PROSPECTUS SUPPLEMENT NO. 10 Filed Pursuant to Rule 424(b)(3)
(to Prospectus dated June 2, 2023) Registration No. 333-269156

 

ProSomnus, Inc.

 

 

 

This prospectus supplement is being filed to update and supplement the information contained in the prospectus dated June 2, 2023 (the “Prospectus”) filed by ProSomnus, Inc. (the “Company”) with the information contained in the Company’s Current Report on Form 8-K, filed with the SEC on November 7, 2023. Accordingly, we have attached such Current Report on Form 8-K to this prospectus supplement.

 

This prospectus supplement updates and supplements the information in the Prospectus and is not complete without, and may not be delivered or utilized except in combination with, the Prospectus, including any amendments or supplements thereto. This prospectus supplement should be read in conjunction with the Prospectus and if there is any inconsistency between the information in the Prospectus and this prospectus supplement, you should rely on the information in this prospectus supplement.

 

Our common stock and our public warrants are listed on the Nasdaq Global Market and Nasdaq Capital Market, respectively, under the symbols “OSA” and “OSAAW,” respectively. On November 6, 2023, the closing price of our common stock was $0.62 and the closing price for our public warrants was $0.08.

 

We are an “emerging growth company” as defined under the federal securities laws and, as such, have elected to comply with certain reduced public company reporting requirements.

 

Investing in our securities is highly speculative and involves a high degree of risk. Before buying any securities, you should carefully read the discussion of the risks of investing in our securities in “Risk Factors” beginning on page 13 of the Prospectus.

 

Neither the Securities and Exchange Commission nor any state securities commission has approved or disapproved of these securities or determined if this prospectus is truthful or complete. Any representation to the contrary is a criminal offense.

 

The date of this prospectus supplement is November 7, 2023.

 

 

 

 

 

 

 

UNITED STATES

SECURITIES AND EXCHANGE COMMISSION

Washington, D.C. 20549

 

FORM 8-K

 

CURRENT REPORT

Pursuant to Section 13 or 15(d) of the
Securities Exchange Act of 1934

 

Date of Report (Date of earliest event reported): November 2, 2023

 

PROSOMNUS, INC.

(Exact name of registrant as specified in its charter)

 

Delaware   001-41567   88-2978216
(State or other jurisdiction of
incorporation)
  (Commission file number)   (IRS Employer Identification No.)

 

5675 Gibraltar Avenue    
Pleasanton, CA   94588
(Address of principal executive offices)   (Zip Code)

  

(844) 537-5337

(Registrant’s telephone number, including area code)

 

Not Applicable

(Former name or former address, if changed since last report)

GIVEN INFORMATION:
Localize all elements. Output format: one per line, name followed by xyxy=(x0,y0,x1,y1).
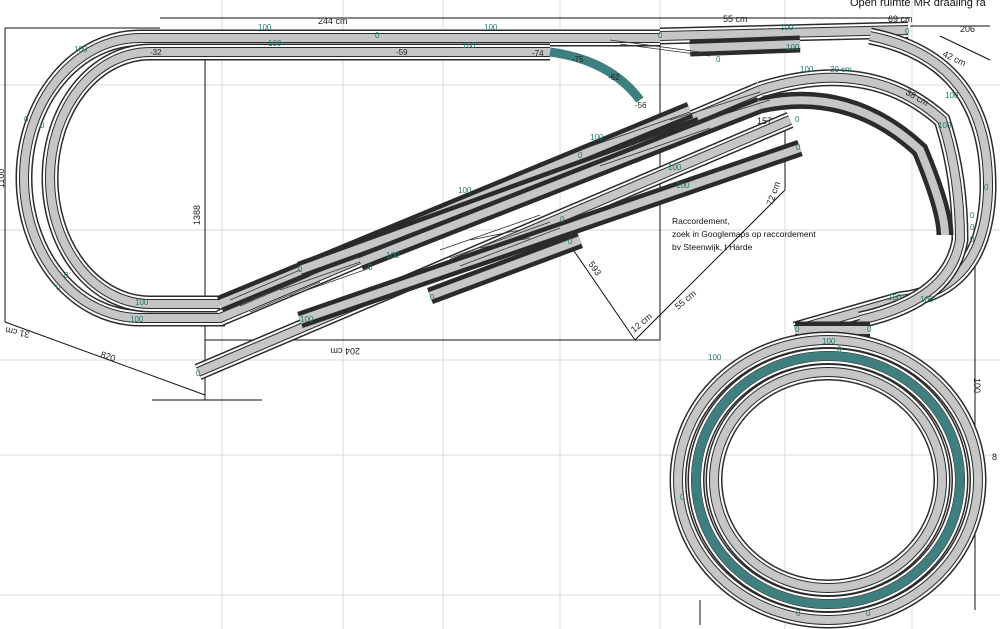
dim-bottom-12: 12 cm xyxy=(629,311,654,334)
elevation-marker: 0 xyxy=(837,345,842,354)
dim-top-55: 55 cm xyxy=(723,14,748,24)
label-157: 157 xyxy=(757,116,772,126)
note-line-2: zoek in Googlemaps op raccordement xyxy=(672,229,816,239)
elevation-marker: 100 xyxy=(484,23,498,32)
note-line-3: bv Steenwijk, t Harde xyxy=(672,242,753,252)
elevation-marker: 100 xyxy=(786,43,800,52)
elevation-marker: 100 xyxy=(74,45,88,54)
elevation-marker: 0 xyxy=(40,121,45,130)
elevation-marker: 100 xyxy=(668,163,682,172)
elevation-marker: -32 xyxy=(150,48,162,57)
dim-diag-593: 593 xyxy=(586,259,603,277)
elevation-marker: 0 xyxy=(430,293,435,302)
elevation-marker: 100 xyxy=(590,133,604,142)
elevation-marker: 0 xyxy=(970,235,975,244)
elevation-marker: 100 xyxy=(938,121,952,130)
elevation-marker: 39 cm xyxy=(830,65,852,74)
elevation-marker: -74 xyxy=(532,49,544,58)
dim-top-206: 206 xyxy=(960,24,975,34)
elevation-marker: 0 xyxy=(64,271,69,280)
dim-bottom-820: 820 xyxy=(99,349,116,363)
dim-left-1388: 1388 xyxy=(192,205,202,225)
elevation-marker: 100 xyxy=(708,353,722,362)
elevation-marker: 0 xyxy=(970,211,975,220)
elevation-marker: 100 xyxy=(462,41,476,50)
dim-top-244: 244 cm xyxy=(318,16,348,26)
elevation-marker: 0 xyxy=(970,223,975,232)
elevation-marker: 0 xyxy=(694,493,699,502)
elevation-marker: 0 xyxy=(867,325,872,334)
page-title: Open ruimte MR draaiing ra xyxy=(850,0,987,9)
elevation-marker: 100 xyxy=(130,315,144,324)
elevation-marker: 100 xyxy=(800,65,814,74)
elevation-marker: 0 xyxy=(368,263,373,272)
elevation-marker: -56 xyxy=(635,101,647,110)
elevation-marker: -62 xyxy=(608,73,620,82)
elevation-marker: 0 xyxy=(196,369,201,378)
elevation-marker: 0 xyxy=(796,609,801,618)
elevation-marker: 100 xyxy=(258,23,272,32)
elevation-marker: 0 xyxy=(795,325,800,334)
dim-right-100: 100 xyxy=(972,378,982,393)
elevation-marker: 0 xyxy=(905,27,910,36)
elevation-marker: 0 xyxy=(568,237,573,246)
elevation-marker: 0 xyxy=(716,55,721,64)
dim-diag-72: 72 cm xyxy=(764,180,782,206)
elevation-marker: 100 xyxy=(386,251,400,260)
dim-left-1100: 1100 xyxy=(0,169,6,188)
dim-bottom-204: 204 cm xyxy=(330,346,360,356)
elevation-marker: 0 xyxy=(375,31,380,40)
elevation-marker: -75 xyxy=(572,55,584,64)
elevation-marker: 0 xyxy=(560,215,565,224)
track-layout xyxy=(15,21,997,629)
elevation-marker: 100 xyxy=(945,91,959,100)
elevation-marker: 0 xyxy=(984,183,989,192)
elevation-marker: 100 xyxy=(920,295,934,304)
dim-bottom-31: 31 cm xyxy=(4,325,30,340)
elevation-marker: 0 xyxy=(866,609,871,618)
elevation-marker: 100 xyxy=(822,337,836,346)
elevation-marker: 100 xyxy=(458,186,472,195)
note-line-1: Raccordement, xyxy=(672,216,730,226)
elevation-marker: 0 xyxy=(795,115,800,124)
elevation-marker: 0 xyxy=(796,143,801,152)
elevation-marker: 100 xyxy=(300,315,314,324)
elevation-marker: 0 xyxy=(680,493,685,502)
elevation-marker: 100 xyxy=(135,298,149,307)
elevation-marker: 100 xyxy=(268,39,282,48)
elevation-marker: 0 xyxy=(658,31,663,40)
elevation-marker: 100 xyxy=(780,23,794,32)
elevation-marker: 0 xyxy=(24,115,29,124)
elevation-marker: -59 xyxy=(396,48,408,57)
dim-right-8: 8 xyxy=(992,452,997,462)
dim-top-69: 69 cm xyxy=(888,14,913,24)
elevation-marker: 0 xyxy=(298,265,303,274)
elevation-marker: 100 xyxy=(888,293,902,302)
elevation-marker: 0 xyxy=(56,283,61,292)
elevation-marker: 0 xyxy=(578,151,583,160)
elevation-marker: 100 xyxy=(676,181,690,190)
track-plan-canvas: Open ruimte MR draaiing ra 244 cm 55 cm … xyxy=(0,0,1000,629)
dim-diag-55: 55 cm xyxy=(673,288,698,311)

PARTS OF THE EXERCISE:
1. According to the ProSomnus prospectus supplement, what was the closing price of the company's common stock on November 6, 2023?
2. Pick up the ProSomnus prospectus supplement after its last line and carry it on.
The rows come from a separate source and are unrelated to the ProSomnus prospectus supplement.

TASK-BY-TASK RESULTS:
1. $0.62

2.
 

Check the appropriate box below if the Form 8-K filing is intended to simultaneously satisfy the filing obligation of the registrant under any of the following provisions:

 

¨Written communication pursuant to Rule 425 under the Securities Act (17 CFR 230.425)

 

¨Soliciting material pursuant to Rule 14a-12 under the Exchange Act (17 CFR 240.14a-12)

 

¨Pre-commencement communications pursuant to Rule 14d-2(b) under the Exchange Act (17 CFR 240.14d-2(b))

 

¨Pre-commencement communications pursuant to Rule 13e-4(c) under the Exchange Act (17 CFR 240.13e-4(c))

 

Securities registered pursuant to Section 12(b) of the Act:

 

Title of each class  Trading
Symbol
  Name of each exchange on which registered
Common Stock, par value $0.0001 per share  OSA  The Nasdaq Stock Market LLC
Warrants, each whole warrant exercisable for one share of Common Stock for $11.50 per share  OSAAW  The Nasdaq Stock Market LLC

 

Indicate by check mark whether the registrant is an emerging growth company as defined in Rule 405 of the Securities Act of 1933 (§230.405 of this chapter) or Rule 12b-2 of the Securities Exchange Act of 1934 (§240.12b-2 of this chapter).

 

Emerging growth company x

 

If an emerging growth company, indicate by check mark if the registrant has elected not to use the extended transition period for complying with any new or revised financial accounting standards provided pursuant to Section 13(a) of the Exchange Act. ¨

 

 

 

 

 

 

Item 3.01.Notice of Delisting or Failure to Satisfy a Continued Listing Rule or Standard; Transfer of Listing.

 

On November 2, 2023, ProSomnus, Inc. (the “Company”) received a notification letter (the “Notice”) from the Listing Qualifications Department of The Nasdaq Stock Market, LLC (“Nasdaq”) that, based on the closing bid price of the Company’s common stock, par value $0.0001 per share (the “Common Stock”), for the preceding 30 consecutive business days, the Company was not in compliance with the minimum bid price requirement for continued listing on The Nasdaq Global Market. Nasdaq Listing Rule 5450(a)(1) requires listed securities to maintain a minimum bid price of $1.00 per share (the “Minimum Bid Price Requirement”), and Nasdaq Listing Rule 5810(c)(3)(A) provides that a failure to meet the Minimum Bid Price Requirement exists if the deficiency continues for a period of 30 consecutive business days.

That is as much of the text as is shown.